| AIM |
Report only the number of lines in this material that include "MDJSN".

| EXTRACTED DATA |
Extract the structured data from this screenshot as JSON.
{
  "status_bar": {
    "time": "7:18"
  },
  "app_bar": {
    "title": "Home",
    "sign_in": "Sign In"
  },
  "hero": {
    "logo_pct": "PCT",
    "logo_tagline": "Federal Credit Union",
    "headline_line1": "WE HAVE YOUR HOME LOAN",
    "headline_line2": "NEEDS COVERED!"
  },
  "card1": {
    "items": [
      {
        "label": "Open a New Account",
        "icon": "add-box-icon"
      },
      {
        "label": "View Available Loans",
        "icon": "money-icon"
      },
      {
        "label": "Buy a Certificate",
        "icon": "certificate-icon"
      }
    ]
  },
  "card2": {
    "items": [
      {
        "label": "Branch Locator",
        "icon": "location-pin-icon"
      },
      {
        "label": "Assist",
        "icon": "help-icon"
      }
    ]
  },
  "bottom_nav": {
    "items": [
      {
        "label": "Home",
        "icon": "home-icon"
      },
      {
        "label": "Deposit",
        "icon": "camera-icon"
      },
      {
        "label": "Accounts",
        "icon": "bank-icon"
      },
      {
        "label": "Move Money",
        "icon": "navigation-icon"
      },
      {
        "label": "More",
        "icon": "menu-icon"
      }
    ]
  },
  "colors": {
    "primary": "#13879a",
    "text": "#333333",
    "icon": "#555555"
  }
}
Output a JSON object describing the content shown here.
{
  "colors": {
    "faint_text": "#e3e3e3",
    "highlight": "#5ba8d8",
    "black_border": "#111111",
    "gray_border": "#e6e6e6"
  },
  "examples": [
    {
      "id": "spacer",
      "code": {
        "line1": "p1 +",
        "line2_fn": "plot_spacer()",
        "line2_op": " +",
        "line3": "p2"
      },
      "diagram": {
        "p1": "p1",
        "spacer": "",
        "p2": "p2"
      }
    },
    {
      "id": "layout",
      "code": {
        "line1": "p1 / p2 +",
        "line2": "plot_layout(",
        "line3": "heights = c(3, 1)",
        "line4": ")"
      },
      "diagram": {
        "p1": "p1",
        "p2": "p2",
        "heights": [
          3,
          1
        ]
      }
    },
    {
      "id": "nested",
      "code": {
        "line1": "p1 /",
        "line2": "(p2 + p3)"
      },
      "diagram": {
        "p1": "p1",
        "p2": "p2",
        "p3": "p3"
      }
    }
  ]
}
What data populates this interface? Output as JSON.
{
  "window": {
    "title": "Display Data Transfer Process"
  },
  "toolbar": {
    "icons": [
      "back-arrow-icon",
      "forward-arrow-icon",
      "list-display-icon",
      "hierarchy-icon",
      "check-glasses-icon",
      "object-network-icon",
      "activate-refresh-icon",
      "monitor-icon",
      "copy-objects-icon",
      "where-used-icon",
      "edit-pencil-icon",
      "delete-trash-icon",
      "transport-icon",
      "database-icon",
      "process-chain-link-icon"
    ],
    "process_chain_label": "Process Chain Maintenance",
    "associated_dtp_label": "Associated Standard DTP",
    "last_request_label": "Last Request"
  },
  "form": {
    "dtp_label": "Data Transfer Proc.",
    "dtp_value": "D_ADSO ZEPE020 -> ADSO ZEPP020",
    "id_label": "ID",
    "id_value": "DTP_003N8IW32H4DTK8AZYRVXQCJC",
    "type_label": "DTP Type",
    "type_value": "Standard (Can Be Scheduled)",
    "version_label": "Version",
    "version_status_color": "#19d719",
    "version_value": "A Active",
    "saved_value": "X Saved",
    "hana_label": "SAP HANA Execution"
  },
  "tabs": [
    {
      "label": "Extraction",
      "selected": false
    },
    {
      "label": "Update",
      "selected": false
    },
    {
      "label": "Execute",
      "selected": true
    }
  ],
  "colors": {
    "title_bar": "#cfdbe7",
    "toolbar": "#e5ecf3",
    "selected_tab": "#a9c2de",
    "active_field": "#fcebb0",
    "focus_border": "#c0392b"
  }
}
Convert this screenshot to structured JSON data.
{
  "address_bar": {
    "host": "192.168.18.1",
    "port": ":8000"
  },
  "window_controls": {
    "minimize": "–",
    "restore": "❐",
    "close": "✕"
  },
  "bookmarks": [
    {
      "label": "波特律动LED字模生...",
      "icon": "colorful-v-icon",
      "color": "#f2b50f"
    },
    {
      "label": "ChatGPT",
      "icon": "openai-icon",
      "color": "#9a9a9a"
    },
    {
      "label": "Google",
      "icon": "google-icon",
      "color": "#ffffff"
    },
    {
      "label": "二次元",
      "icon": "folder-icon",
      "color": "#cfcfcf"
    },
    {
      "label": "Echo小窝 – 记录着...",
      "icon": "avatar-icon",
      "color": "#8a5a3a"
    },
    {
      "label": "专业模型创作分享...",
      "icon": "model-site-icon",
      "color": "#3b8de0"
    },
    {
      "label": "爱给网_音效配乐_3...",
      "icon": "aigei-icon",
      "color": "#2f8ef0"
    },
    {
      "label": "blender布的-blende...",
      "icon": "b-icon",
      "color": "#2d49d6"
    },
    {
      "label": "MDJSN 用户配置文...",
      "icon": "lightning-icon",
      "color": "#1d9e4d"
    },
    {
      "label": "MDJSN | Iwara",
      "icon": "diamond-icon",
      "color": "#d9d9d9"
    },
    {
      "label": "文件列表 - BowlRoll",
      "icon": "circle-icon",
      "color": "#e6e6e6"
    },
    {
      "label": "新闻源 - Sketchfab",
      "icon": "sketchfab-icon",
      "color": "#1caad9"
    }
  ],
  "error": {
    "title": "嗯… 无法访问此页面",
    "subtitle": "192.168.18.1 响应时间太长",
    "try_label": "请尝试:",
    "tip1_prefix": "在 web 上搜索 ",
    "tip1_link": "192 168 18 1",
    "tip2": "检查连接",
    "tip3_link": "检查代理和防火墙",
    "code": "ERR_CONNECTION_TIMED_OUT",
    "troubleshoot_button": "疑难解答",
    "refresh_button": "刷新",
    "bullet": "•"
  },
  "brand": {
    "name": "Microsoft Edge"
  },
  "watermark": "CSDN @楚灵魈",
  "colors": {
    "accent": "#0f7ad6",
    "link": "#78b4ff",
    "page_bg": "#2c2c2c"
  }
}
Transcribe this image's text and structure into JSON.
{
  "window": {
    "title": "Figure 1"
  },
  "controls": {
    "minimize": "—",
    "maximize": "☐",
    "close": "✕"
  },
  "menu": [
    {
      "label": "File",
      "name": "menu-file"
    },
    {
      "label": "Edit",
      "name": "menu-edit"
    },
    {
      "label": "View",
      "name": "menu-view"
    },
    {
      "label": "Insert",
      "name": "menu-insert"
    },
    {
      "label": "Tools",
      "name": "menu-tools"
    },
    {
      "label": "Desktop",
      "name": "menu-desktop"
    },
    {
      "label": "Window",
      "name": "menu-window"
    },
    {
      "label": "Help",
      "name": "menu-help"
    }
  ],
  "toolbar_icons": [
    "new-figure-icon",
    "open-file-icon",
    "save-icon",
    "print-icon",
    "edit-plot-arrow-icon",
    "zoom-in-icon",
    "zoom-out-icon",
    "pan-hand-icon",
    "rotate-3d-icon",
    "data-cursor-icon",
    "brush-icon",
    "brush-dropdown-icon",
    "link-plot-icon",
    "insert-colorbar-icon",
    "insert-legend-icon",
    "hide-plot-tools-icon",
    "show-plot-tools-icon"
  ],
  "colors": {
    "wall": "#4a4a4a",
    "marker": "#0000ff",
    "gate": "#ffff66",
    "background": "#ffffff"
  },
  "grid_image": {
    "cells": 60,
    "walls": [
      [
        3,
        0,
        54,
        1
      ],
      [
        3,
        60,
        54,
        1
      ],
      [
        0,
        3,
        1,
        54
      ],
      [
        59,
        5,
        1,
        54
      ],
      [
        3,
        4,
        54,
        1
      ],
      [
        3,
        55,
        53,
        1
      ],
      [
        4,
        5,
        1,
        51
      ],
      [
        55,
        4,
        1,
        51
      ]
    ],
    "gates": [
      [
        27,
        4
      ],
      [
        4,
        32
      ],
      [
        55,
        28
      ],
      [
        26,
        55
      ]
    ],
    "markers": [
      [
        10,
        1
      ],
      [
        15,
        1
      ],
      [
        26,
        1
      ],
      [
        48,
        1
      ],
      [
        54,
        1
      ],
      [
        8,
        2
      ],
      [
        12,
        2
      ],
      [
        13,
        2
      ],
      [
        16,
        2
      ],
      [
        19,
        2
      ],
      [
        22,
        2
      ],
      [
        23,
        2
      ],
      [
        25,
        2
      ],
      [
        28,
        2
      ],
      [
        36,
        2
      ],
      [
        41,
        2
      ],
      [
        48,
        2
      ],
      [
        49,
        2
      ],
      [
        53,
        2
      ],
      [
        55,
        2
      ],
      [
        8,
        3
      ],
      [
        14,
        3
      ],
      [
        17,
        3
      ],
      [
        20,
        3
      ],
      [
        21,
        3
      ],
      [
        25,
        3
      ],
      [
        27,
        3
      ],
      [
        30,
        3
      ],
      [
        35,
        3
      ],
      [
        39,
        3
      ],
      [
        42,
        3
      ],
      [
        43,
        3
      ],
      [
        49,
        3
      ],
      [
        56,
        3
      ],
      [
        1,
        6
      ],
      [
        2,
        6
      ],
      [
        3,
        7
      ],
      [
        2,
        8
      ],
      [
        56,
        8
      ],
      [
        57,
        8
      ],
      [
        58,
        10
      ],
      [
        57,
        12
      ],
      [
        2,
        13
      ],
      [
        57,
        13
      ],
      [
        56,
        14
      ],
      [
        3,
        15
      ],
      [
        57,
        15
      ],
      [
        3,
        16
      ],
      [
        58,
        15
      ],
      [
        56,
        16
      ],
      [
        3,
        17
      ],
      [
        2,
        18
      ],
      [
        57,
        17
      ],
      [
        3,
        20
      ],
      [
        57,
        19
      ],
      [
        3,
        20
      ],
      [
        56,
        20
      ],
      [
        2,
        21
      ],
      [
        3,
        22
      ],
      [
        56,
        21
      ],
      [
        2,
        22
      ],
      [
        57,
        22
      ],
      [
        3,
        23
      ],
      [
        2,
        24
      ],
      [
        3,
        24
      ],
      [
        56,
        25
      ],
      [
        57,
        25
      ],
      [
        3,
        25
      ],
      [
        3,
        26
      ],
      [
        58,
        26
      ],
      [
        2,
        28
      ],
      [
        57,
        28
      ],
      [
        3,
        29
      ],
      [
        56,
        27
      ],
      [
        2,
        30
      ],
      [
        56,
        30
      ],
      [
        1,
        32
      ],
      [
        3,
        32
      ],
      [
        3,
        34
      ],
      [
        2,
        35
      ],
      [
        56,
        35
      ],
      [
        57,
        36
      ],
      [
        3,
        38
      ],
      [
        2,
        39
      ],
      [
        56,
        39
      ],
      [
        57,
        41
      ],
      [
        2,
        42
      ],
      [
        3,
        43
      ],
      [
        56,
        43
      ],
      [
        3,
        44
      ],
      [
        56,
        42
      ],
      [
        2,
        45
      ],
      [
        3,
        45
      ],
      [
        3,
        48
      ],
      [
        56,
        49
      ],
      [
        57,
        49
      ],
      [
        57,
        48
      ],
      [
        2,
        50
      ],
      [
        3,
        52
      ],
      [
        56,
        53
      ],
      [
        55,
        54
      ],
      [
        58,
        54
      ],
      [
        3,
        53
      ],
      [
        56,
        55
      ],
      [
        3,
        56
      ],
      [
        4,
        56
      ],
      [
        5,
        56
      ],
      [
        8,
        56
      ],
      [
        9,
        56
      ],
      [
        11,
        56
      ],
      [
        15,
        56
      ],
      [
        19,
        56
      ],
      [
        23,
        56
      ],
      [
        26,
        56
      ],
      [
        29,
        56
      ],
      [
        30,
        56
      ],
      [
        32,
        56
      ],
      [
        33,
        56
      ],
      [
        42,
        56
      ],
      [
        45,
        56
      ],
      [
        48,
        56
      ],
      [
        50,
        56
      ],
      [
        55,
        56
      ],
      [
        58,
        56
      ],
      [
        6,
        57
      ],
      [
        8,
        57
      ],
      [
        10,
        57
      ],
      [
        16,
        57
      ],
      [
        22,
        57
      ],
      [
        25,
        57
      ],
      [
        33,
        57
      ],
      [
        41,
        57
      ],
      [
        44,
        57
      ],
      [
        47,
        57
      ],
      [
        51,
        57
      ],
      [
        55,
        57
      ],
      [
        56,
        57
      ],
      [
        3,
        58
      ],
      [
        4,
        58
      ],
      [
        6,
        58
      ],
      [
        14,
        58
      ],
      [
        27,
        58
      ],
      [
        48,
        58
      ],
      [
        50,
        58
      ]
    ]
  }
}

| COMPLETE OUTPUT |
2